• _Short problem_
Set down the whole listing verbatim.

======== Excerpted records

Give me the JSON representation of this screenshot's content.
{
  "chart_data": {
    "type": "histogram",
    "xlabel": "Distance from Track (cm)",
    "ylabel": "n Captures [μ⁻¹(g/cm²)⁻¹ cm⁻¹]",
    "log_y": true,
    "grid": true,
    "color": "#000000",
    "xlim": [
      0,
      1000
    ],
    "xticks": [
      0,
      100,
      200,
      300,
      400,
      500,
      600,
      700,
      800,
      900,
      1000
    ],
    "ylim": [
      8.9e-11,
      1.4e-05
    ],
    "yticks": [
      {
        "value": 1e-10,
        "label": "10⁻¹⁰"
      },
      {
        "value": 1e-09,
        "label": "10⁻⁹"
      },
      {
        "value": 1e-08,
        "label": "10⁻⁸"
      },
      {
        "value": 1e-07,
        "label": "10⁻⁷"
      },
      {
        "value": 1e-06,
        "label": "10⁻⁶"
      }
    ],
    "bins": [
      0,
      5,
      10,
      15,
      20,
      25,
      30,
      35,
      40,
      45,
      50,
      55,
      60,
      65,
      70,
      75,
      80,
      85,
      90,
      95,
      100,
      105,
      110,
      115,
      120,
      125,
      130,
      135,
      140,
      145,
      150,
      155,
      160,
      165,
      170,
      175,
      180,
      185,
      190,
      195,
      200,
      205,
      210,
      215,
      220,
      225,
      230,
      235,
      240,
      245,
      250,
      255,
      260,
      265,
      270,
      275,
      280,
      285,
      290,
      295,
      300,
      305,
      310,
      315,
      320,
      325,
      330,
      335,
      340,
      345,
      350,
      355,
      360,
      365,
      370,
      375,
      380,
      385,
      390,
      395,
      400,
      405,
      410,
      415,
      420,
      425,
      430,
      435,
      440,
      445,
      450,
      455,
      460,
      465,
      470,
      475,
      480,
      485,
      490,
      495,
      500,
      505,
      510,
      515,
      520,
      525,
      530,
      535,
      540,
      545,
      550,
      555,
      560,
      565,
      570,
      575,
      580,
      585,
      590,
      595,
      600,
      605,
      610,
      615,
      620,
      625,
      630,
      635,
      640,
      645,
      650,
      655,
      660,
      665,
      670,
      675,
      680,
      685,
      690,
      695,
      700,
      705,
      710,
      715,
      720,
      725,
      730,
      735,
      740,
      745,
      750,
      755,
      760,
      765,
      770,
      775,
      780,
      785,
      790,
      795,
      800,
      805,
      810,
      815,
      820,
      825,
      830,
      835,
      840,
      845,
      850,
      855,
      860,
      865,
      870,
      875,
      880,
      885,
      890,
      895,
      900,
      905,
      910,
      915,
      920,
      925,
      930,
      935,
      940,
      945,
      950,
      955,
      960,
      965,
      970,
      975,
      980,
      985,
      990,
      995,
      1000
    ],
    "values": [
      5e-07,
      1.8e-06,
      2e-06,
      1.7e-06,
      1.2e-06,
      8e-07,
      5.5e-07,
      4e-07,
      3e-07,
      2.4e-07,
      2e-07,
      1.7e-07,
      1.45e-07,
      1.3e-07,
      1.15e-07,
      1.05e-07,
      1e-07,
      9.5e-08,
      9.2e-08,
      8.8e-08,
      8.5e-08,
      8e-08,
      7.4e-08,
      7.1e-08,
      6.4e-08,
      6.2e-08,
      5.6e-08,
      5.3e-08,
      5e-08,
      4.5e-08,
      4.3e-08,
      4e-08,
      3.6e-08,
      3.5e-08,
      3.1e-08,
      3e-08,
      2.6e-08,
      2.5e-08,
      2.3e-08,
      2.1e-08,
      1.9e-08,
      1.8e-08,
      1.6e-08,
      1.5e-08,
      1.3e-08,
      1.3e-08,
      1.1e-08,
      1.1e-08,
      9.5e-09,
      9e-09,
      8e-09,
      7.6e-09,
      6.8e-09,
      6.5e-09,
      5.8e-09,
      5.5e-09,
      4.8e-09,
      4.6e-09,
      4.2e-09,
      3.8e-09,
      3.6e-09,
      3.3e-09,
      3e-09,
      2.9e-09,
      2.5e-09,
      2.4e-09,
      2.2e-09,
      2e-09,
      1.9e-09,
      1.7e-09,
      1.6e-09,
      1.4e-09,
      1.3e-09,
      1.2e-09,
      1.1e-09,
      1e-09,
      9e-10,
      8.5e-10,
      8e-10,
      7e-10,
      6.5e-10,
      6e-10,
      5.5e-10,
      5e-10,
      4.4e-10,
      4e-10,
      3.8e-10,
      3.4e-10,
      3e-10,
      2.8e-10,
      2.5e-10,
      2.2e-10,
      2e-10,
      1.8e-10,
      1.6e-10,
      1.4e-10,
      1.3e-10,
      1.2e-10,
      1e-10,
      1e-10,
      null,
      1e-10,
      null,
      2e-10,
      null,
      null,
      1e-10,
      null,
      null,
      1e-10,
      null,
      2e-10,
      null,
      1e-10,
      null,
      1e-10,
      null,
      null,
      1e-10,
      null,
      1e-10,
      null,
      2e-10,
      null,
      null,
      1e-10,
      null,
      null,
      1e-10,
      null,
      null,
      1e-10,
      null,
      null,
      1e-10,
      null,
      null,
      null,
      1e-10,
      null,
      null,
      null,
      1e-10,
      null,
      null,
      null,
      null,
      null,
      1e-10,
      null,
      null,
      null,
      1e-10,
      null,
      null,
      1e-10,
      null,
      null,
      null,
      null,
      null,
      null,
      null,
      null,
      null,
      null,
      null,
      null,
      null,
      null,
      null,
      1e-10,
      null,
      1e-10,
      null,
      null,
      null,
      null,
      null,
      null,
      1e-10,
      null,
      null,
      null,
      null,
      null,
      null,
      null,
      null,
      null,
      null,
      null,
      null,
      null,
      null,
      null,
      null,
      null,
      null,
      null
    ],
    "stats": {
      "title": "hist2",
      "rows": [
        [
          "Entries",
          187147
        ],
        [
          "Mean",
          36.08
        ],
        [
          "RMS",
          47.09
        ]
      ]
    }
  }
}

================

• _The response_
Give me the JSON representation of this screenshot's content.
{
  "chart_data": {
    "type": "histogram",
    "xlabel": "Distance from Track (cm)",
    "ylabel": "n Captures [μ⁻¹(g/cm²)⁻¹ cm⁻¹]",
    "log_y": true,
    "grid": true,
    "color": "#000000",
    "xlim": [
      0,
      1000
    ],
    "xticks": [
      0,
      100,
      200,
      300,
      400,
      500,
      600,
      700,
      800,
      900,
      1000
    ],
    "ylim": [
      8.9e-11,
      1.4e-05
    ],
    "yticks": [
      {
        "value": 1e-10,
        "label": "10⁻¹⁰"
      },
      {
        "value": 1e-09,
        "label": "10⁻⁹"
      },
      {
        "value": 1e-08,
        "label": "10⁻⁸"
      },
      {
        "value": 1e-07,
        "label": "10⁻⁷"
      },
      {
        "value": 1e-06,
        "label": "10⁻⁶"
      }
    ],
    "bins": [
      0,
      5,
      10,
      15,
      20,
      25,
      30,
      35,
      40,
      45,
      50,
      55,
      60,
      65,
      70,
      75,
      80,
      85,
      90,
      95,
      100,
      105,
      110,
      115,
      120,
      125,
      130,
      135,
      140,
      145,
      150,
      155,
      160,
      165,
      170,
      175,
      180,
      185,
      190,
      195,
      200,
      205,
      210,
      215,
      220,
      225,
      230,
      235,
      240,
      245,
      250,
      255,
      260,
      265,
      270,
      275,
      280,
      285,
      290,
      295,
      300,
      305,
      310,
      315,
      320,
      325,
      330,
      335,
      340,
      345,
      350,
      355,
      360,
      365,
      370,
      375,
      380,
      385,
      390,
      395,
      400,
      405,
      410,
      415,
      420,
      425,
      430,
      435,
      440,
      445,
      450,
      455,
      460,
      465,
      470,
      475,
      480,
      485,
      490,
      495,
      500,
      505,
      510,
      515,
      520,
      525,
      530,
      535,
      540,
      545,
      550,
      555,
      560,
      565,
      570,
      575,
      580,
      585,
      590,
      595,
      600,
      605,
      610,
      615,
      620,
      625,
      630,
      635,
      640,
      645,
      650,
      655,
      660,
      665,
      670,
      675,
      680,
      685,
      690,
      695,
      700,
      705,
      710,
      715,
      720,
      725,
      730,
      735,
      740,
      745,
      750,
      755,
      760,
      765,
      770,
      775,
      780,
      785,
      790,
      795,
      800,
      805,
      810,
      815,
      820,
      825,
      830,
      835,
      840,
      845,
      850,
      855,
      860,
      865,
      870,
      875,
      880,
      885,
      890,
      895,
      900,
      905,
      910,
      915,
      920,
      925,
      930,
      935,
      940,
      945,
      950,
      955,
      960,
      965,
      970,
      975,
      980,
      985,
      990,
      995,
      1000
    ],
    "values": [
      5e-07,
      1.8e-06,
      2e-06,
      1.7e-06,
      1.2e-06,
      8e-07,
      5.5e-07,
      4e-07,
      3e-07,
      2.4e-07,
      2e-07,
      1.7e-07,
      1.45e-07,
      1.3e-07,
      1.15e-07,
      1.05e-07,
      1e-07,
      9.5e-08,
      9.2e-08,
      8.8e-08,
      8.5e-08,
      8e-08,
      7.4e-08,
      7.1e-08,
      6.4e-08,
      6.2e-08,
      5.6e-08,
      5.3e-08,
      5e-08,
      4.5e-08,
      4.3e-08,
      4e-08,
      3.6e-08,
      3.5e-08,
      3.1e-08,
      3e-08,
      2.6e-08,
      2.5e-08,
      2.3e-08,
      2.1e-08,
      1.9e-08,
      1.8e-08,
      1.6e-08,
      1.5e-08,
      1.3e-08,
      1.3e-08,
      1.1e-08,
      1.1e-08,
      9.5e-09,
      9e-09,
      8e-09,
      7.6e-09,
      6.8e-09,
      6.5e-09,
      5.8e-09,
      5.5e-09,
      4.8e-09,
      4.6e-09,
      4.2e-09,
      3.8e-09,
      3.6e-09,
      3.3e-09,
      3e-09,
      2.9e-09,
      2.5e-09,
      2.4e-09,
      2.2e-09,
      2e-09,
      1.9e-09,
      1.7e-09,
      1.6e-09,
      1.4e-09,
      1.3e-09,
      1.2e-09,
      1.1e-09,
      1e-09,
      9e-10,
      8.5e-10,
      8e-10,
      7e-10,
      6.5e-10,
      6e-10,
      5.5e-10,
      5e-10,
      4.4e-10,
      4e-10,
      3.8e-10,
      3.4e-10,
      3e-10,
      2.8e-10,
      2.5e-10,
      2.2e-10,
      2e-10,
      1.8e-10,
      1.6e-10,
      1.4e-10,
      1.3e-10,
      1.2e-10,
      1e-10,
      1e-10,
      null,
      1e-10,
      null,
      2e-10,
      null,
      null,
      1e-10,
      null,
      null,
      1e-10,
      null,
      2e-10,
      null,
      1e-10,
      null,
      1e-10,
      null,
      null,
      1e-10,
      null,
      1e-10,
      null,
      2e-10,
      null,
      null,
      1e-10,
      null,
      null,
      1e-10,
      null,
      null,
      1e-10,
      null,
      null,
      1e-10,
      null,
      null,
      null,
      1e-10,
      null,
      null,
      null,
      1e-10,
      null,
      null,
      null,
      null,
      null,
      1e-10,
      null,
      null,
      null,
      1e-10,
      null,
      null,
      1e-10,
      null,
      null,
      null,
      null,
      null,
      null,
      null,
      null,
      null,
      null,
      null,
      null,
      null,
      null,
      null,
      1e-10,
      null,
      1e-10,
      null,
      null,
      null,
      null,
      null,
      null,
      1e-10,
      null,
      null,
      null,
      null,
      null,
      null,
      null,
      null,
      null,
      null,
      null,
      null,
      null,
      null,
      null,
      null,
      null,
      null,
      null
    ],
    "stats": {
      "title": "hist2",
      "rows": [
        [
          "Entries",
          187147
        ],
        [
          "Mean",
          36.08
        ],
        [
          "RMS",
          47.09
        ]
      ]
    }
  }
}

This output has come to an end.